>> start RECORDS SUPPLIED

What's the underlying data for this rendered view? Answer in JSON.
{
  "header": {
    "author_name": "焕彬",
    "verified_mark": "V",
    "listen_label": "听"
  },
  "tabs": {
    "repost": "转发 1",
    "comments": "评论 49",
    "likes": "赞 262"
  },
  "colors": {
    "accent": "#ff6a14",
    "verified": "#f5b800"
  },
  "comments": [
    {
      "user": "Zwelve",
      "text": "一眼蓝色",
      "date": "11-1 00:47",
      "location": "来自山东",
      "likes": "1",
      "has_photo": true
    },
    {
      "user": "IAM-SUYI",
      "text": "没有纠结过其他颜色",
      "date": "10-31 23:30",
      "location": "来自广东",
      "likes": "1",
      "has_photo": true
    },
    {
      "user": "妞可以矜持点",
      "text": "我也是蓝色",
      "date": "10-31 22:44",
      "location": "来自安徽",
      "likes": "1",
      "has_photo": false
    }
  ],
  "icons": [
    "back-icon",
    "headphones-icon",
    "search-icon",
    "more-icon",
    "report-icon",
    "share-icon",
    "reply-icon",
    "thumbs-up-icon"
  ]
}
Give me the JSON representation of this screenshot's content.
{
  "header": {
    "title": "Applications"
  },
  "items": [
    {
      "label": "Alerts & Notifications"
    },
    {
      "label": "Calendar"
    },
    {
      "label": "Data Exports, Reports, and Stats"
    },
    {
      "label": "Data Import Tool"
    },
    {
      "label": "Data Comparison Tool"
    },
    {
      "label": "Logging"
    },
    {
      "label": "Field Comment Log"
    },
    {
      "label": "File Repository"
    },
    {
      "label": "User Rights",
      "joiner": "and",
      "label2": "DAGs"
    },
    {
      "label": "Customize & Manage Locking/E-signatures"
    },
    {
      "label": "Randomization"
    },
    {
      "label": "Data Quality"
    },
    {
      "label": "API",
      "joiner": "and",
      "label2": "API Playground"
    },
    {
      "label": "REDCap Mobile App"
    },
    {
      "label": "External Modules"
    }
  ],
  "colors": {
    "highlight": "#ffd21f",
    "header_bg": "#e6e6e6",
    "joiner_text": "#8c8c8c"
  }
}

>> end RECORDS SUPPLIED

» **TASK PROMPT**
Beginning with the line that contains "Give me the", quote each line exactly through the last line of the entries above, and nothing beyond them.

» **RESULT OF THE TASK**
Give me the JSON representation of this screenshot's content.
{
  "header": {
    "title": "Applications"
  },
  "items": [
    {
      "label": "Alerts & Notifications"
    },
    {
      "label": "Calendar"
    },
    {
      "label": "Data Exports, Reports, and Stats"
    },
    {
      "label": "Data Import Tool"
    },
    {
      "label": "Data Comparison Tool"
    },
    {
      "label": "Logging"
    },
    {
      "label": "Field Comment Log"
    },
    {
      "label": "File Repository"
    },
    {
      "label": "User Rights",
      "joiner": "and",
      "label2": "DAGs"
    },
    {
      "label": "Customize & Manage Locking/E-signatures"
    },
    {
      "label": "Randomization"
    },
    {
      "label": "Data Quality"
    },
    {
      "label": "API",
      "joiner": "and",
      "label2": "API Playground"
    },
    {
      "label": "REDCap Mobile App"
    },
    {
      "label": "External Modules"
    }
  ],
  "colors": {
    "highlight": "#ffd21f",
    "header_bg": "#e6e6e6",
    "joiner_text": "#8c8c8c"
  }
}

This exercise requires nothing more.